(BRIEF): Reproduce all the entries exactly.

(INFORMATION SHOWN):
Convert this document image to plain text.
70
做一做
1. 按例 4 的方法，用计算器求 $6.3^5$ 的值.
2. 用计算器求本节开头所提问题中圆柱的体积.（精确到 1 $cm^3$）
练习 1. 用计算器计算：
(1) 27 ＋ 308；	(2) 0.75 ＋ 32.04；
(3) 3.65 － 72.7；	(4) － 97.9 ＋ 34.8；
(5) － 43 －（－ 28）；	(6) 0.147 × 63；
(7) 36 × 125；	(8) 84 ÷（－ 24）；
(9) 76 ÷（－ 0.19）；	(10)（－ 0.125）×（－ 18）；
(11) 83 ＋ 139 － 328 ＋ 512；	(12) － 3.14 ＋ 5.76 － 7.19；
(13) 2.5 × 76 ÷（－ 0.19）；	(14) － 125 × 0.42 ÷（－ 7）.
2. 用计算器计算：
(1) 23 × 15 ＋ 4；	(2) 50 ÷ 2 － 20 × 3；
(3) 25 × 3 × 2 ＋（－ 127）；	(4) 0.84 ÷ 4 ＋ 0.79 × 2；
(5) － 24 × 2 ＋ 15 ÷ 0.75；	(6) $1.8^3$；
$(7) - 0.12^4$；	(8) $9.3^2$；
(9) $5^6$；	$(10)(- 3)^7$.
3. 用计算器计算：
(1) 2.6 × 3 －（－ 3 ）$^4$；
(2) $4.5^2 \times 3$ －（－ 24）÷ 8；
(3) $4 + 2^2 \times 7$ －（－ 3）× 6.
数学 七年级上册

(OUTPUT OF THE TASK):
Convert this document image to plain text.
70
做一做
1. 按例 4 的方法，用计算器求 $6.3^5$ 的值.
2. 用计算器求本节开头所提问题中圆柱的体积.（精确到 1 $cm^3$）
练习 1. 用计算器计算：
(1) 27 ＋ 308；	(2) 0.75 ＋ 32.04；
(3) 3.65 － 72.7；	(4) － 97.9 ＋ 34.8；
(5) － 43 －（－ 28）；	(6) 0.147 × 63；
(7) 36 × 125；	(8) 84 ÷（－ 24）；
(9) 76 ÷（－ 0.19）；	(10)（－ 0.125）×（－ 18）；
(11) 83 ＋ 139 － 328 ＋ 512；	(12) － 3.14 ＋ 5.76 － 7.19；
(13) 2.5 × 76 ÷（－ 0.19）；	(14) － 125 × 0.42 ÷（－ 7）.
2. 用计算器计算：
(1) 23 × 15 ＋ 4；	(2) 50 ÷ 2 － 20 × 3；
(3) 25 × 3 × 2 ＋（－ 127）；	(4) 0.84 ÷ 4 ＋ 0.79 × 2；
(5) － 24 × 2 ＋ 15 ÷ 0.75；	(6) $1.8^3$；
$(7) - 0.12^4$；	(8) $9.3^2$；
(9) $5^6$；	$(10)(- 3)^7$.
3. 用计算器计算：
(1) 2.6 × 3 －（－ 3 ）$^4$；
(2) $4.5^2 \times 3$ －（－ 24）÷ 8；
(3) $4 + 2^2 \times 7$ －（－ 3）× 6.
数学 七年级上册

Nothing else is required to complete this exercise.